Collected data
(begin)
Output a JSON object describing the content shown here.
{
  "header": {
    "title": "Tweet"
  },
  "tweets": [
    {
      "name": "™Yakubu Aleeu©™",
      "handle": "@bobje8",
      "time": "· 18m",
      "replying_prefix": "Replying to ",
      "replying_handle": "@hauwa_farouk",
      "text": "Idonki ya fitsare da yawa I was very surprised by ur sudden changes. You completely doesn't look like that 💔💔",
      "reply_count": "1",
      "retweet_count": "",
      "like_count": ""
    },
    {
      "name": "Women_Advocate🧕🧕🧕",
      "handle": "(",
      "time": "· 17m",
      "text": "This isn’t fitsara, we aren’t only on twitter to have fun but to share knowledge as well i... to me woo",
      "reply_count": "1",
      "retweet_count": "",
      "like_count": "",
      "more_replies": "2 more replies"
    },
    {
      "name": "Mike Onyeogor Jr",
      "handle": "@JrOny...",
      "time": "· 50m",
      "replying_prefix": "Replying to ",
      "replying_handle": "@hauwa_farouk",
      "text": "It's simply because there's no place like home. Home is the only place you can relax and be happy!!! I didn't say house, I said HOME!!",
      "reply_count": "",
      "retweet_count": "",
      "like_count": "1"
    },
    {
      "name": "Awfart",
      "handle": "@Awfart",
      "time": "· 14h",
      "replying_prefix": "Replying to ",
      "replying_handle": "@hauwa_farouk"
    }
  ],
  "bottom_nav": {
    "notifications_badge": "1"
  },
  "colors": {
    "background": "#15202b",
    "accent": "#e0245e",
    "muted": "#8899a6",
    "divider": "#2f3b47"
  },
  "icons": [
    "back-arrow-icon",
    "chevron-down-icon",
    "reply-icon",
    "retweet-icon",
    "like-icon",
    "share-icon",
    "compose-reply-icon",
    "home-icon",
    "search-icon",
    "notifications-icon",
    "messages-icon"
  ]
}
(end)
## EXERCISE REQUIREMENTS
Write the whole listing out again. Keep every line exactly as it is.

## RESULT
Output a JSON object describing the content shown here.
{
  "header": {
    "title": "Tweet"
  },
  "tweets": [
    {
      "name": "™Yakubu Aleeu©™",
      "handle": "@bobje8",
      "time": "· 18m",
      "replying_prefix": "Replying to ",
      "replying_handle": "@hauwa_farouk",
      "text": "Idonki ya fitsare da yawa I was very surprised by ur sudden changes. You completely doesn't look like that 💔💔",
      "reply_count": "1",
      "retweet_count": "",
      "like_count": ""
    },
    {
      "name": "Women_Advocate🧕🧕🧕",
      "handle": "(",
      "time": "· 17m",
      "text": "This isn’t fitsara, we aren’t only on twitter to have fun but to share knowledge as well i... to me woo",
      "reply_count": "1",
      "retweet_count": "",
      "like_count": "",
      "more_replies": "2 more replies"
    },
    {
      "name": "Mike Onyeogor Jr",
      "handle": "@JrOny...",
      "time": "· 50m",
      "replying_prefix": "Replying to ",
      "replying_handle": "@hauwa_farouk",
      "text": "It's simply because there's no place like home. Home is the only place you can relax and be happy!!! I didn't say house, I said HOME!!",
      "reply_count": "",
      "retweet_count": "",
      "like_count": "1"
    },
    {
      "name": "Awfart",
      "handle": "@Awfart",
      "time": "· 14h",
      "replying_prefix": "Replying to ",
      "replying_handle": "@hauwa_farouk"
    }
  ],
  "bottom_nav": {
    "notifications_badge": "1"
  },
  "colors": {
    "background": "#15202b",
    "accent": "#e0245e",
    "muted": "#8899a6",
    "divider": "#2f3b47"
  },
  "icons": [
    "back-arrow-icon",
    "chevron-down-icon",
    "reply-icon",
    "retweet-icon",
    "like-icon",
    "share-icon",
    "compose-reply-icon",
    "home-icon",
    "search-icon",
    "notifications-icon",
    "messages-icon"
  ]
}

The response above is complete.